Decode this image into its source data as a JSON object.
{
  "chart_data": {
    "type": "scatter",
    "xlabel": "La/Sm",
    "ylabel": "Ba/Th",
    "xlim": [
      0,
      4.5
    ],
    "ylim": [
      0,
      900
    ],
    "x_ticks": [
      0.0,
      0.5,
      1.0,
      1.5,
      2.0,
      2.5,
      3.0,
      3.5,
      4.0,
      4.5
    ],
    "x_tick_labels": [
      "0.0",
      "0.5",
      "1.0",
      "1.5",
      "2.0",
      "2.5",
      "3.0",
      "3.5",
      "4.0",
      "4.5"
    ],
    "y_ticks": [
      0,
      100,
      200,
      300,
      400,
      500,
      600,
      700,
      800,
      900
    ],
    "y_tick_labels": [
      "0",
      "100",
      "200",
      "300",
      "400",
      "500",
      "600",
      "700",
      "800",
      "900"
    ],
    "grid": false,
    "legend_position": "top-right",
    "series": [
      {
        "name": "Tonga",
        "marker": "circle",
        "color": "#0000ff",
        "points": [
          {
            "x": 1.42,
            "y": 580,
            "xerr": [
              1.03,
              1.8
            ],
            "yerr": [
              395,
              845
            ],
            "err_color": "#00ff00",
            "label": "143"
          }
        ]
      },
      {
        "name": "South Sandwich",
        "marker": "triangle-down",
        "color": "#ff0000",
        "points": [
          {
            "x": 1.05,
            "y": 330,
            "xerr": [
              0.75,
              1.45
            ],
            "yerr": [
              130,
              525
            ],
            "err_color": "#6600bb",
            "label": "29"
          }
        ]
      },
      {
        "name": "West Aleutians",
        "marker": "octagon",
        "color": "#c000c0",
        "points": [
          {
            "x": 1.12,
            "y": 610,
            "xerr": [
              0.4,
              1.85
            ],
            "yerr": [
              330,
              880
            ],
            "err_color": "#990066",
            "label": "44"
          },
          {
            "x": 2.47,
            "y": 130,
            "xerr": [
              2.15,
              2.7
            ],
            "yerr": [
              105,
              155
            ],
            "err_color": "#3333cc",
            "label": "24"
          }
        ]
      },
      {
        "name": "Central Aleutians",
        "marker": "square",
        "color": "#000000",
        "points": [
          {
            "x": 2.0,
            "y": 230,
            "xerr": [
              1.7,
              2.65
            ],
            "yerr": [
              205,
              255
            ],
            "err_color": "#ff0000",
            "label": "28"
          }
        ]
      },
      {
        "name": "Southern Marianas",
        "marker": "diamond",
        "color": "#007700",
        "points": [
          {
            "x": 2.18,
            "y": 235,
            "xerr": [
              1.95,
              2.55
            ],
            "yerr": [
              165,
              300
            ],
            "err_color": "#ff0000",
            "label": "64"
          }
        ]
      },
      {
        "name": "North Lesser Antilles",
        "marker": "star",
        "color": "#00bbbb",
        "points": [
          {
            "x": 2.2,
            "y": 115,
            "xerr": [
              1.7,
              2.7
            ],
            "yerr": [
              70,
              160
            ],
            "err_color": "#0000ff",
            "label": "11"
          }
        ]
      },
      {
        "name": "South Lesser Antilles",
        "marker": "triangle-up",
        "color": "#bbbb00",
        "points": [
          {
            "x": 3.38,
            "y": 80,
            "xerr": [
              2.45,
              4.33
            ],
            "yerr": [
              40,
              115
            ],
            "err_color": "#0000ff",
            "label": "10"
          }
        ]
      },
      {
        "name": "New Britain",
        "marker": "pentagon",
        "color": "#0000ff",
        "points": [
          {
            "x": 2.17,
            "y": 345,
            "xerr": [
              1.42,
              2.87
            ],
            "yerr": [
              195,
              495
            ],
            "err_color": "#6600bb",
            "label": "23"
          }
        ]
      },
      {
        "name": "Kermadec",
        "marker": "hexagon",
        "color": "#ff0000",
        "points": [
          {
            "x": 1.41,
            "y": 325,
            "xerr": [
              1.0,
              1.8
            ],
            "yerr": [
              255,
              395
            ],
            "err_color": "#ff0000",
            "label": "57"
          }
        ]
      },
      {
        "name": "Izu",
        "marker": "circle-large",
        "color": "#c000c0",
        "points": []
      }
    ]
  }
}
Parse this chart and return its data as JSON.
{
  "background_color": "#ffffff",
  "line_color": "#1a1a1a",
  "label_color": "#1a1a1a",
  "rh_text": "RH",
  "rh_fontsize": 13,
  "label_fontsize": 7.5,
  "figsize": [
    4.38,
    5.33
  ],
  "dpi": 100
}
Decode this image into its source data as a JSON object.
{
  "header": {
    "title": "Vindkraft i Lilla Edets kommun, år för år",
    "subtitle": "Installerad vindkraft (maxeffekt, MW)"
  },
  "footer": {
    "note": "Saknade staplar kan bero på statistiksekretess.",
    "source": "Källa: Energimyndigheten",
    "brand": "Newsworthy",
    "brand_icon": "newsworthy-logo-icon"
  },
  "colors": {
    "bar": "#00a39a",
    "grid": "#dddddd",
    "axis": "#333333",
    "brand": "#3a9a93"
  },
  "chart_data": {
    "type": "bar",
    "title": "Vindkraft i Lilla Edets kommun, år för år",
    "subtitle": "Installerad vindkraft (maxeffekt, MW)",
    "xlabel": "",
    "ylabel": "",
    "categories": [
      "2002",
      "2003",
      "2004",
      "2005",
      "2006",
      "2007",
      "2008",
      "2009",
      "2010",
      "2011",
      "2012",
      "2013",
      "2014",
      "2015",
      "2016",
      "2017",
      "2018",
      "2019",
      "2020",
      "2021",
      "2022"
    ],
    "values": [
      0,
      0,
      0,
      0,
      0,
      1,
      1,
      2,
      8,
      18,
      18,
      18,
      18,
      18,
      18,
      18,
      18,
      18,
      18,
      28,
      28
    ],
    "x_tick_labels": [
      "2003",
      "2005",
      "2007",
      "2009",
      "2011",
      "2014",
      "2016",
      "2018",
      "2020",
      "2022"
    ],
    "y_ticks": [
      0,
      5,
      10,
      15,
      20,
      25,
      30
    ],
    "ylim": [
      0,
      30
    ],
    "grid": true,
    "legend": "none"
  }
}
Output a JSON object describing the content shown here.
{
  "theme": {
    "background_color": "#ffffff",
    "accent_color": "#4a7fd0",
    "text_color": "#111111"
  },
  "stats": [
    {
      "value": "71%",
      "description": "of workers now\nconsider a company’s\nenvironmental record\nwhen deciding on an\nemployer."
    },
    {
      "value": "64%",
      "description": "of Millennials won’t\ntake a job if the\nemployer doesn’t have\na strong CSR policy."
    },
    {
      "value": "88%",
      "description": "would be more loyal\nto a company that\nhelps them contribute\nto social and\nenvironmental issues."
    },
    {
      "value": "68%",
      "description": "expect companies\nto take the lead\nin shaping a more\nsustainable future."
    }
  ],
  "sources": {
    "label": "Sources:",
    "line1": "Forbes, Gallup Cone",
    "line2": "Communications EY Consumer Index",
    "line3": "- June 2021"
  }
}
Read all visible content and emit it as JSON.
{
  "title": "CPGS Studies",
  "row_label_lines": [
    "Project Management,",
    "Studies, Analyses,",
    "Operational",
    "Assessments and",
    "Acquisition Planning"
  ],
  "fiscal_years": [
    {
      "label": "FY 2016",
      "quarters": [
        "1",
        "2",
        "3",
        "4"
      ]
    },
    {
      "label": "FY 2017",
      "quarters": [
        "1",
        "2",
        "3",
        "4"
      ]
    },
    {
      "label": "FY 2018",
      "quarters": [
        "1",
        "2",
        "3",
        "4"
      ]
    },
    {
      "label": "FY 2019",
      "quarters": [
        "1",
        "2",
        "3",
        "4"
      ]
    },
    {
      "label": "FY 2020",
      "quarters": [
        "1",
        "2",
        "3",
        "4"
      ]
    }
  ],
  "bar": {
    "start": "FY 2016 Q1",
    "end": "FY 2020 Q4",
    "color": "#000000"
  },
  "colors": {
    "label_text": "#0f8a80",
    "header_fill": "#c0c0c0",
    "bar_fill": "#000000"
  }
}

##########

**PROBLEM STATEMENT**.
Filter the records above for lines containing the word "nemployer", and copy those lines.

**RESULT**.
      "description": "of workers now\nconsider a company’s\nenvironmental record\nwhen deciding on an\nemployer."
      "description": "of Millennials won’t\ntake a job if the\nemployer doesn’t have\na strong CSR policy."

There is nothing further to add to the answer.